Extracted material |
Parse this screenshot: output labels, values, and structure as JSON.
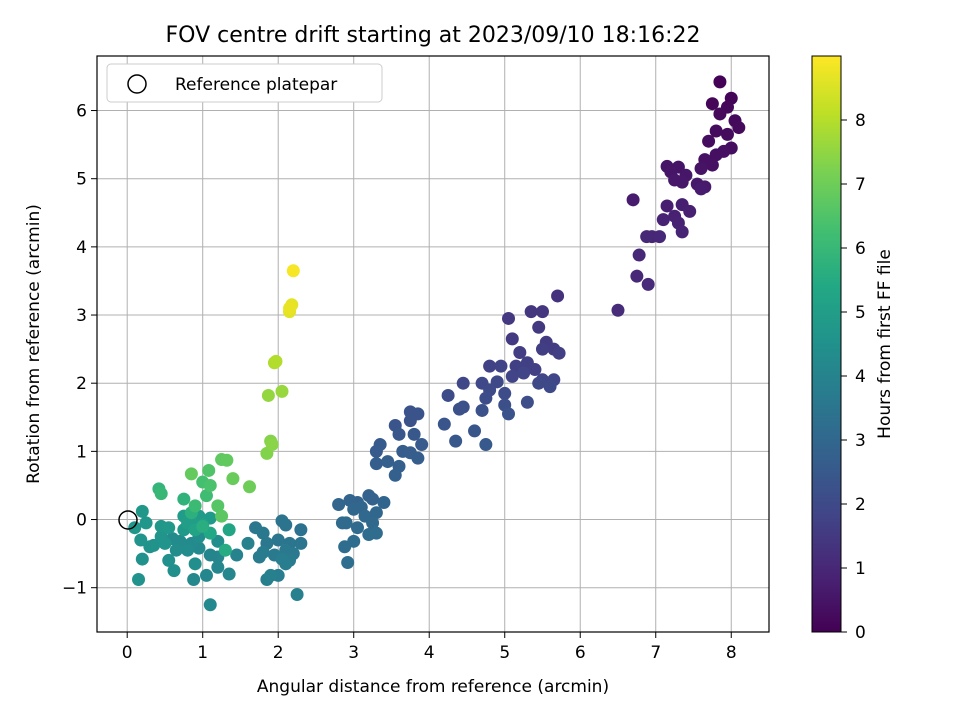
{
  "chart_data": {
    "type": "scatter",
    "title": "FOV centre drift starting at 2023/09/10 18:16:22",
    "xlabel": "Angular distance from reference (arcmin)",
    "ylabel": "Rotation from reference (arcmin)",
    "xlim": [
      -0.4,
      8.5
    ],
    "ylim": [
      -1.65,
      6.8
    ],
    "x_ticks": [
      "0",
      "1",
      "2",
      "3",
      "4",
      "5",
      "6",
      "7",
      "8"
    ],
    "y_ticks": [
      "−1",
      "0",
      "1",
      "2",
      "3",
      "4",
      "5",
      "6"
    ],
    "grid": true,
    "legend": {
      "placement": "top-left",
      "entries": [
        "Reference platepar"
      ]
    },
    "reference_point": {
      "x": 0,
      "y": 0,
      "name": "Reference platepar"
    },
    "colorbar": {
      "label": "Hours from first FF file",
      "range": [
        0,
        9
      ],
      "ticks": [
        "0",
        "1",
        "2",
        "3",
        "4",
        "5",
        "6",
        "7",
        "8"
      ],
      "colormap": "viridis"
    },
    "points": [
      {
        "x": 7.85,
        "y": 6.42,
        "h": 0.05
      },
      {
        "x": 8.0,
        "y": 6.18,
        "h": 0.1
      },
      {
        "x": 7.75,
        "y": 6.1,
        "h": 0.12
      },
      {
        "x": 7.95,
        "y": 6.05,
        "h": 0.15
      },
      {
        "x": 7.85,
        "y": 5.95,
        "h": 0.18
      },
      {
        "x": 8.05,
        "y": 5.85,
        "h": 0.2
      },
      {
        "x": 8.1,
        "y": 5.75,
        "h": 0.22
      },
      {
        "x": 7.8,
        "y": 5.7,
        "h": 0.25
      },
      {
        "x": 7.95,
        "y": 5.65,
        "h": 0.28
      },
      {
        "x": 7.7,
        "y": 5.55,
        "h": 0.3
      },
      {
        "x": 8.0,
        "y": 5.45,
        "h": 0.32
      },
      {
        "x": 7.9,
        "y": 5.4,
        "h": 0.35
      },
      {
        "x": 7.8,
        "y": 5.35,
        "h": 0.38
      },
      {
        "x": 7.65,
        "y": 5.28,
        "h": 0.4
      },
      {
        "x": 7.75,
        "y": 5.2,
        "h": 0.42
      },
      {
        "x": 7.6,
        "y": 5.15,
        "h": 0.45
      },
      {
        "x": 7.15,
        "y": 5.18,
        "h": 0.48
      },
      {
        "x": 7.3,
        "y": 5.17,
        "h": 0.5
      },
      {
        "x": 7.2,
        "y": 5.1,
        "h": 0.52
      },
      {
        "x": 7.4,
        "y": 5.05,
        "h": 0.55
      },
      {
        "x": 7.35,
        "y": 4.95,
        "h": 0.58
      },
      {
        "x": 7.25,
        "y": 4.98,
        "h": 0.6
      },
      {
        "x": 7.55,
        "y": 4.92,
        "h": 0.62
      },
      {
        "x": 7.65,
        "y": 4.88,
        "h": 0.65
      },
      {
        "x": 7.6,
        "y": 4.85,
        "h": 0.68
      },
      {
        "x": 6.7,
        "y": 4.69,
        "h": 0.7
      },
      {
        "x": 7.15,
        "y": 4.6,
        "h": 0.75
      },
      {
        "x": 7.35,
        "y": 4.62,
        "h": 0.78
      },
      {
        "x": 7.45,
        "y": 4.52,
        "h": 0.8
      },
      {
        "x": 7.25,
        "y": 4.45,
        "h": 0.82
      },
      {
        "x": 7.1,
        "y": 4.4,
        "h": 0.85
      },
      {
        "x": 7.3,
        "y": 4.35,
        "h": 0.88
      },
      {
        "x": 7.35,
        "y": 4.22,
        "h": 0.9
      },
      {
        "x": 6.95,
        "y": 4.15,
        "h": 0.95
      },
      {
        "x": 7.05,
        "y": 4.15,
        "h": 0.98
      },
      {
        "x": 6.88,
        "y": 4.15,
        "h": 1.0
      },
      {
        "x": 6.78,
        "y": 3.88,
        "h": 1.02
      },
      {
        "x": 6.75,
        "y": 3.57,
        "h": 1.05
      },
      {
        "x": 6.9,
        "y": 3.45,
        "h": 1.08
      },
      {
        "x": 6.5,
        "y": 3.07,
        "h": 1.12
      },
      {
        "x": 5.7,
        "y": 3.28,
        "h": 1.3
      },
      {
        "x": 5.35,
        "y": 3.05,
        "h": 1.4
      },
      {
        "x": 5.5,
        "y": 3.05,
        "h": 1.42
      },
      {
        "x": 5.05,
        "y": 2.95,
        "h": 1.45
      },
      {
        "x": 5.45,
        "y": 2.82,
        "h": 1.5
      },
      {
        "x": 5.1,
        "y": 2.65,
        "h": 1.52
      },
      {
        "x": 5.55,
        "y": 2.6,
        "h": 1.55
      },
      {
        "x": 5.65,
        "y": 2.5,
        "h": 1.58
      },
      {
        "x": 5.2,
        "y": 2.45,
        "h": 1.6
      },
      {
        "x": 5.5,
        "y": 2.5,
        "h": 1.62
      },
      {
        "x": 5.72,
        "y": 2.44,
        "h": 1.65
      },
      {
        "x": 5.3,
        "y": 2.3,
        "h": 1.68
      },
      {
        "x": 5.15,
        "y": 2.25,
        "h": 1.7
      },
      {
        "x": 5.4,
        "y": 2.2,
        "h": 1.72
      },
      {
        "x": 4.8,
        "y": 2.25,
        "h": 1.75
      },
      {
        "x": 4.95,
        "y": 2.25,
        "h": 1.78
      },
      {
        "x": 5.25,
        "y": 2.15,
        "h": 1.8
      },
      {
        "x": 5.1,
        "y": 2.1,
        "h": 1.82
      },
      {
        "x": 5.5,
        "y": 2.05,
        "h": 1.85
      },
      {
        "x": 5.65,
        "y": 2.05,
        "h": 1.88
      },
      {
        "x": 4.45,
        "y": 2.0,
        "h": 1.9
      },
      {
        "x": 4.7,
        "y": 2.0,
        "h": 1.92
      },
      {
        "x": 4.9,
        "y": 2.02,
        "h": 1.95
      },
      {
        "x": 5.45,
        "y": 2.0,
        "h": 1.98
      },
      {
        "x": 5.6,
        "y": 1.95,
        "h": 2.0
      },
      {
        "x": 4.8,
        "y": 1.9,
        "h": 2.02
      },
      {
        "x": 5.0,
        "y": 1.85,
        "h": 2.05
      },
      {
        "x": 4.25,
        "y": 1.82,
        "h": 2.08
      },
      {
        "x": 4.75,
        "y": 1.78,
        "h": 2.1
      },
      {
        "x": 5.3,
        "y": 1.72,
        "h": 2.12
      },
      {
        "x": 5.0,
        "y": 1.68,
        "h": 2.15
      },
      {
        "x": 4.45,
        "y": 1.65,
        "h": 2.18
      },
      {
        "x": 4.4,
        "y": 1.62,
        "h": 2.2
      },
      {
        "x": 4.7,
        "y": 1.6,
        "h": 2.22
      },
      {
        "x": 5.05,
        "y": 1.55,
        "h": 2.25
      },
      {
        "x": 3.75,
        "y": 1.58,
        "h": 2.28
      },
      {
        "x": 3.85,
        "y": 1.55,
        "h": 2.3
      },
      {
        "x": 3.75,
        "y": 1.45,
        "h": 2.32
      },
      {
        "x": 4.2,
        "y": 1.4,
        "h": 2.35
      },
      {
        "x": 3.55,
        "y": 1.38,
        "h": 2.38
      },
      {
        "x": 4.6,
        "y": 1.3,
        "h": 2.4
      },
      {
        "x": 3.6,
        "y": 1.25,
        "h": 2.42
      },
      {
        "x": 3.8,
        "y": 1.25,
        "h": 2.45
      },
      {
        "x": 4.35,
        "y": 1.15,
        "h": 2.48
      },
      {
        "x": 4.75,
        "y": 1.1,
        "h": 2.5
      },
      {
        "x": 3.35,
        "y": 1.1,
        "h": 2.52
      },
      {
        "x": 3.9,
        "y": 1.1,
        "h": 2.55
      },
      {
        "x": 3.3,
        "y": 1.0,
        "h": 2.58
      },
      {
        "x": 3.65,
        "y": 1.0,
        "h": 2.6
      },
      {
        "x": 3.75,
        "y": 0.98,
        "h": 2.62
      },
      {
        "x": 3.85,
        "y": 0.9,
        "h": 2.65
      },
      {
        "x": 3.3,
        "y": 0.82,
        "h": 2.68
      },
      {
        "x": 3.6,
        "y": 0.78,
        "h": 2.7
      },
      {
        "x": 3.45,
        "y": 0.85,
        "h": 2.72
      },
      {
        "x": 3.55,
        "y": 0.65,
        "h": 2.75
      },
      {
        "x": 3.2,
        "y": 0.35,
        "h": 2.8
      },
      {
        "x": 3.25,
        "y": 0.3,
        "h": 2.82
      },
      {
        "x": 3.05,
        "y": 0.25,
        "h": 2.85
      },
      {
        "x": 2.95,
        "y": 0.28,
        "h": 2.88
      },
      {
        "x": 2.8,
        "y": 0.22,
        "h": 2.9
      },
      {
        "x": 3.4,
        "y": 0.25,
        "h": 2.92
      },
      {
        "x": 3.1,
        "y": 0.18,
        "h": 2.95
      },
      {
        "x": 3.0,
        "y": 0.15,
        "h": 2.98
      },
      {
        "x": 3.3,
        "y": 0.1,
        "h": 3.0
      },
      {
        "x": 3.15,
        "y": 0.05,
        "h": 3.02
      },
      {
        "x": 3.25,
        "y": -0.05,
        "h": 3.05
      },
      {
        "x": 2.85,
        "y": -0.05,
        "h": 3.08
      },
      {
        "x": 2.9,
        "y": -0.05,
        "h": 3.1
      },
      {
        "x": 3.05,
        "y": -0.12,
        "h": 3.12
      },
      {
        "x": 3.3,
        "y": -0.2,
        "h": 3.15
      },
      {
        "x": 3.2,
        "y": -0.22,
        "h": 3.18
      },
      {
        "x": 3.0,
        "y": -0.32,
        "h": 3.2
      },
      {
        "x": 2.88,
        "y": -0.4,
        "h": 3.22
      },
      {
        "x": 2.92,
        "y": -0.63,
        "h": 3.25
      },
      {
        "x": 2.3,
        "y": -0.15,
        "h": 3.4
      },
      {
        "x": 2.1,
        "y": -0.08,
        "h": 3.42
      },
      {
        "x": 2.05,
        "y": -0.02,
        "h": 3.45
      },
      {
        "x": 2.15,
        "y": -0.35,
        "h": 3.48
      },
      {
        "x": 2.3,
        "y": -0.35,
        "h": 3.5
      },
      {
        "x": 2.0,
        "y": -0.3,
        "h": 3.52
      },
      {
        "x": 1.85,
        "y": -0.35,
        "h": 3.55
      },
      {
        "x": 1.7,
        "y": -0.12,
        "h": 3.58
      },
      {
        "x": 1.8,
        "y": -0.2,
        "h": 3.6
      },
      {
        "x": 2.1,
        "y": -0.45,
        "h": 3.62
      },
      {
        "x": 2.2,
        "y": -0.5,
        "h": 3.65
      },
      {
        "x": 1.95,
        "y": -0.52,
        "h": 3.68
      },
      {
        "x": 1.8,
        "y": -0.48,
        "h": 3.7
      },
      {
        "x": 1.75,
        "y": -0.55,
        "h": 3.72
      },
      {
        "x": 2.15,
        "y": -0.6,
        "h": 3.75
      },
      {
        "x": 2.05,
        "y": -0.58,
        "h": 3.78
      },
      {
        "x": 2.1,
        "y": -0.65,
        "h": 3.8
      },
      {
        "x": 2.0,
        "y": -0.82,
        "h": 3.82
      },
      {
        "x": 1.85,
        "y": -0.88,
        "h": 3.85
      },
      {
        "x": 1.9,
        "y": -0.82,
        "h": 3.88
      },
      {
        "x": 2.25,
        "y": -1.1,
        "h": 3.9
      },
      {
        "x": 1.6,
        "y": -0.35,
        "h": 3.95
      },
      {
        "x": 1.45,
        "y": -0.52,
        "h": 4.0
      },
      {
        "x": 1.2,
        "y": -0.55,
        "h": 4.05
      },
      {
        "x": 1.1,
        "y": -0.52,
        "h": 4.08
      },
      {
        "x": 1.2,
        "y": -0.7,
        "h": 4.1
      },
      {
        "x": 1.35,
        "y": -0.8,
        "h": 4.12
      },
      {
        "x": 1.05,
        "y": -0.82,
        "h": 4.15
      },
      {
        "x": 0.88,
        "y": -0.88,
        "h": 4.18
      },
      {
        "x": 1.1,
        "y": -1.25,
        "h": 4.2
      },
      {
        "x": 0.95,
        "y": -0.42,
        "h": 4.22
      },
      {
        "x": 0.85,
        "y": -0.35,
        "h": 4.25
      },
      {
        "x": 0.6,
        "y": -0.28,
        "h": 4.28
      },
      {
        "x": 0.7,
        "y": -0.32,
        "h": 4.3
      },
      {
        "x": 0.8,
        "y": -0.45,
        "h": 4.32
      },
      {
        "x": 0.65,
        "y": -0.45,
        "h": 4.35
      },
      {
        "x": 1.2,
        "y": -0.32,
        "h": 4.38
      },
      {
        "x": 0.95,
        "y": -0.25,
        "h": 4.4
      },
      {
        "x": 0.9,
        "y": -0.65,
        "h": 4.42
      },
      {
        "x": 0.55,
        "y": -0.6,
        "h": 4.45
      },
      {
        "x": 0.62,
        "y": -0.75,
        "h": 4.48
      },
      {
        "x": 0.2,
        "y": -0.58,
        "h": 4.5
      },
      {
        "x": 0.15,
        "y": -0.88,
        "h": 4.52
      },
      {
        "x": 0.35,
        "y": -0.38,
        "h": 4.55
      },
      {
        "x": 0.3,
        "y": -0.4,
        "h": 4.58
      },
      {
        "x": 0.5,
        "y": -0.35,
        "h": 4.6
      },
      {
        "x": 0.45,
        "y": -0.25,
        "h": 4.62
      },
      {
        "x": 0.18,
        "y": -0.3,
        "h": 4.65
      },
      {
        "x": 0.1,
        "y": -0.12,
        "h": 4.68
      },
      {
        "x": 0.25,
        "y": -0.05,
        "h": 4.7
      },
      {
        "x": 0.2,
        "y": 0.12,
        "h": 4.72
      },
      {
        "x": 0.45,
        "y": -0.1,
        "h": 4.75
      },
      {
        "x": 0.55,
        "y": -0.12,
        "h": 4.78
      },
      {
        "x": 0.75,
        "y": -0.15,
        "h": 4.8
      },
      {
        "x": 0.85,
        "y": -0.1,
        "h": 4.82
      },
      {
        "x": 1.0,
        "y": -0.02,
        "h": 4.85
      },
      {
        "x": 1.1,
        "y": 0.02,
        "h": 4.88
      },
      {
        "x": 0.95,
        "y": 0.05,
        "h": 4.9
      },
      {
        "x": 0.75,
        "y": 0.05,
        "h": 4.92
      },
      {
        "x": 0.85,
        "y": 0.0,
        "h": 4.95
      },
      {
        "x": 0.8,
        "y": -0.05,
        "h": 5.0
      },
      {
        "x": 1.0,
        "y": -0.08,
        "h": 5.1
      },
      {
        "x": 0.9,
        "y": -0.15,
        "h": 5.2
      },
      {
        "x": 1.35,
        "y": -0.15,
        "h": 5.3
      },
      {
        "x": 1.1,
        "y": -0.2,
        "h": 5.4
      },
      {
        "x": 1.3,
        "y": -0.45,
        "h": 5.5
      },
      {
        "x": 1.0,
        "y": -0.1,
        "h": 5.6
      },
      {
        "x": 0.85,
        "y": 0.1,
        "h": 5.7
      },
      {
        "x": 0.75,
        "y": 0.3,
        "h": 5.8
      },
      {
        "x": 0.42,
        "y": 0.45,
        "h": 5.9
      },
      {
        "x": 0.45,
        "y": 0.38,
        "h": 6.0
      },
      {
        "x": 0.9,
        "y": 0.2,
        "h": 6.1
      },
      {
        "x": 1.05,
        "y": 0.35,
        "h": 6.2
      },
      {
        "x": 1.0,
        "y": 0.55,
        "h": 6.3
      },
      {
        "x": 1.1,
        "y": 0.5,
        "h": 6.4
      },
      {
        "x": 1.08,
        "y": 0.72,
        "h": 6.5
      },
      {
        "x": 1.2,
        "y": 0.2,
        "h": 6.6
      },
      {
        "x": 1.25,
        "y": 0.05,
        "h": 6.7
      },
      {
        "x": 1.25,
        "y": 0.88,
        "h": 6.75
      },
      {
        "x": 1.32,
        "y": 0.87,
        "h": 6.8
      },
      {
        "x": 0.85,
        "y": 0.67,
        "h": 6.85
      },
      {
        "x": 1.4,
        "y": 0.6,
        "h": 6.9
      },
      {
        "x": 1.62,
        "y": 0.48,
        "h": 7.0
      },
      {
        "x": 1.85,
        "y": 0.97,
        "h": 7.3
      },
      {
        "x": 1.9,
        "y": 1.15,
        "h": 7.35
      },
      {
        "x": 1.92,
        "y": 1.1,
        "h": 7.4
      },
      {
        "x": 1.87,
        "y": 1.82,
        "h": 7.55
      },
      {
        "x": 2.05,
        "y": 1.88,
        "h": 7.6
      },
      {
        "x": 1.95,
        "y": 2.3,
        "h": 7.9
      },
      {
        "x": 1.97,
        "y": 2.32,
        "h": 7.95
      },
      {
        "x": 2.15,
        "y": 3.05,
        "h": 8.6
      },
      {
        "x": 2.18,
        "y": 3.15,
        "h": 8.65
      },
      {
        "x": 2.15,
        "y": 3.1,
        "h": 8.7
      },
      {
        "x": 2.2,
        "y": 3.65,
        "h": 8.9
      }
    ]
  }
}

Exercise task | Find how many of the lines above have the word "platepar" in them. State only that number.

Solution to the exercise | 2